- _EXTRAIT CHOISI_:
La mission Chandrayaan-2 est dans l'incertitude depuis début septembre. Le contact a été perdu au moment où l'atterrisseur filait vers la surface de la Lune. L'engin a fini par être retrouvé, mais son état est incertain.

On ne sait pas dans quel état est l’atterrisseur Vikram, mais on sait au moins où il est : ce mardi 10 septembre, l’organisation indienne de recherche spatiale (ISRO) a annoncé sur Twitter que la sonde spatiale placée en orbite autour de la Lune, Chandrayaan-2, est parvenue à localiser l’endroit où il se trouve.

Malheureusement, aucun contact n’a pu être établi entre les engins, ce qui est de mauvais augure pour un dénouement heureux. L’ISRO avait déclaré que la communication avait été perdue dans la nuit du 6 au 7 septembre, à une altitude de 2,1 kilomètres. Depuis, elle n’a jamais pu être rétablie.

14 jours pour renouer un contact

Pour l’ISRO, une fenêtre de 14 jours terrestres s’ouvre désormais pour tenter de connaître précisément la situation de Vikram et de renouer contact. En effet, l’engin est prévu pour avoir une autonomie d’un jour lunaire, ce qui équivaut à peu près à deux semaines terrestres. Au-delà, l’engin pourra être considéré comme perdu.

- _EXERCICE_:
Recopiez le texte sur la mission Chandrayaan-2 de « On ne sait pas » à « il se trouve. », en remplaçant « Twitter » par « son site officiel ». Servez-vous uniquement du texte sur la mission Chandrayaan-2.

Données d'analyse de la mise en page:
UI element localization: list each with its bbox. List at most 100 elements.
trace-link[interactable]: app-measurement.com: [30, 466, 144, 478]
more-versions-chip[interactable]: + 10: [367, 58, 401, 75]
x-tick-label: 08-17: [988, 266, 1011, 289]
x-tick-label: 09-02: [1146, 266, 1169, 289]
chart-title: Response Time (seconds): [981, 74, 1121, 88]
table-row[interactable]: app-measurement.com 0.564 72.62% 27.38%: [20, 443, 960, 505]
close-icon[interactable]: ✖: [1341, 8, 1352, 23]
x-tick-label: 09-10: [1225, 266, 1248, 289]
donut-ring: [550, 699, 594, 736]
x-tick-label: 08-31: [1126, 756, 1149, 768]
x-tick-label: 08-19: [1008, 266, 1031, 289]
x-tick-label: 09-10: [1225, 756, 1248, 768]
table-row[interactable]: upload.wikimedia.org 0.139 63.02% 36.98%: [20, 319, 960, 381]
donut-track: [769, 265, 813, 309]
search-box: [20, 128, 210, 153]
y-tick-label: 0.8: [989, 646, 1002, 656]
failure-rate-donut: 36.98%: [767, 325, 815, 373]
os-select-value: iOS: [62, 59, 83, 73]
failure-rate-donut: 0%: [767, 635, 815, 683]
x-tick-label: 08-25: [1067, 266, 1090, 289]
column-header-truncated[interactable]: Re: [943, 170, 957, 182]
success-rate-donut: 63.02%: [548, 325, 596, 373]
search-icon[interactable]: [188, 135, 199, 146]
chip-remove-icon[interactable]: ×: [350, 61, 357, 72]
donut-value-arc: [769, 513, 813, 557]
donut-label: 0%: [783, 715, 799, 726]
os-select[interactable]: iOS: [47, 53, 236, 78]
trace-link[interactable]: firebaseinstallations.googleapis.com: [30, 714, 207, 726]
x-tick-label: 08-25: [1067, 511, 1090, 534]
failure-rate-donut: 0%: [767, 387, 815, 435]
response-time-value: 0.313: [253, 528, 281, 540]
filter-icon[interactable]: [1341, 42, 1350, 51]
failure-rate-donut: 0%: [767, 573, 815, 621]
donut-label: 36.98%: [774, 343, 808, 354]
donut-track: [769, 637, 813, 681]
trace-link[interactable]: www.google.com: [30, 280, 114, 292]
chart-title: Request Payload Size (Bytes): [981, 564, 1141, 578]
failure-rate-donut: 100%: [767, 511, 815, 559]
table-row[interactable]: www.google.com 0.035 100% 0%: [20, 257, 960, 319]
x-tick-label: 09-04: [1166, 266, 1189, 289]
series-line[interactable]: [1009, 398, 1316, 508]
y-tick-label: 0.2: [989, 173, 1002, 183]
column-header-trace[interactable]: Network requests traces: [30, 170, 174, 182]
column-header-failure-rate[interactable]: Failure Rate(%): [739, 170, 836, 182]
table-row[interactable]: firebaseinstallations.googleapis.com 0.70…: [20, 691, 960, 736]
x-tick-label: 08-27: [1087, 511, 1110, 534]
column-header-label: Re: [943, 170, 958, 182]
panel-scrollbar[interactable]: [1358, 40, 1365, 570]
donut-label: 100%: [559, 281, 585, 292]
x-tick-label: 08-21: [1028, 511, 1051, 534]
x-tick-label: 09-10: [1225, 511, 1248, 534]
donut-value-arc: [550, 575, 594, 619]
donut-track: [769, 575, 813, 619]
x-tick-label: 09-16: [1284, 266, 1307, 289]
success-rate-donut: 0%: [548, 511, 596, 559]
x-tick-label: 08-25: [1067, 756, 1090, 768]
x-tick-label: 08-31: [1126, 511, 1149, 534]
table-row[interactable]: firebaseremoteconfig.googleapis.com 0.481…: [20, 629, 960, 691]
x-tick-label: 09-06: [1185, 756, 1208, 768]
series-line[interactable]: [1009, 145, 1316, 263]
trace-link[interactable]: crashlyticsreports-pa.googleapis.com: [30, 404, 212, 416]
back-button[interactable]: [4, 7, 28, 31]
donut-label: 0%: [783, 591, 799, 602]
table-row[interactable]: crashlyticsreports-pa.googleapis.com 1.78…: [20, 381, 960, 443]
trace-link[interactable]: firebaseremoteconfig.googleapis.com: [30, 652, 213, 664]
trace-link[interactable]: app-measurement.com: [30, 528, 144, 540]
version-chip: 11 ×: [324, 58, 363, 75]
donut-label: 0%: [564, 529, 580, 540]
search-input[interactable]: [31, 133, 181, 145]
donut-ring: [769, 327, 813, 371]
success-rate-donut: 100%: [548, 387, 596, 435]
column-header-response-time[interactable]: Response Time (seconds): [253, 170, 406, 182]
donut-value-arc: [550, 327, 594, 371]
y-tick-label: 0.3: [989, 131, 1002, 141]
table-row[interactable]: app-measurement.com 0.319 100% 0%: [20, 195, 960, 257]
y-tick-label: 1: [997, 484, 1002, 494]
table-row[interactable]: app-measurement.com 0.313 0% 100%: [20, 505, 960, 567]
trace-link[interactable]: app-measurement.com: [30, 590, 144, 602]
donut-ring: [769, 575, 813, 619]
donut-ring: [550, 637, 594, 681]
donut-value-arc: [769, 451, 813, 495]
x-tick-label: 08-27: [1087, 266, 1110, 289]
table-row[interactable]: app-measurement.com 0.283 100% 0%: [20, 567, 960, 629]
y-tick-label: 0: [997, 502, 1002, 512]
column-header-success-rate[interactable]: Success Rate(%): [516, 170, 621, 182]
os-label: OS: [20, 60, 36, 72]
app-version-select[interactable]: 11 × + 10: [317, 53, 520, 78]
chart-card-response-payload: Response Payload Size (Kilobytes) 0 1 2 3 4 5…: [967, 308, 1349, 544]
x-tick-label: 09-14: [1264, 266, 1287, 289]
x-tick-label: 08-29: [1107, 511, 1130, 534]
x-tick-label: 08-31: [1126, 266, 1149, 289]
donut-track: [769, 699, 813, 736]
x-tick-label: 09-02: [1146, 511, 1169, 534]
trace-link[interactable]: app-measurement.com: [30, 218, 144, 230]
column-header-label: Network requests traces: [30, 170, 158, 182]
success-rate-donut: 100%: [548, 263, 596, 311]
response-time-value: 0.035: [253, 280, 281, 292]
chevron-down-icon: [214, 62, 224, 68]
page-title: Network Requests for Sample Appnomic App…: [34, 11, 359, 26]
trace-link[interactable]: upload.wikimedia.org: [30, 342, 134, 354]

- _CORRIGÉ_:
On ne sait pas dans quel état est l’atterrisseur Vikram, mais on sait au moins où il est : ce mardi 10 septembre, l’organisation indienne de recherche spatiale (ISRO) a annoncé sur son site officiel que la sonde spatiale placée en orbite autour de la Lune, Chandrayaan-2, est parvenue à localiser l’endroit où il se trouve.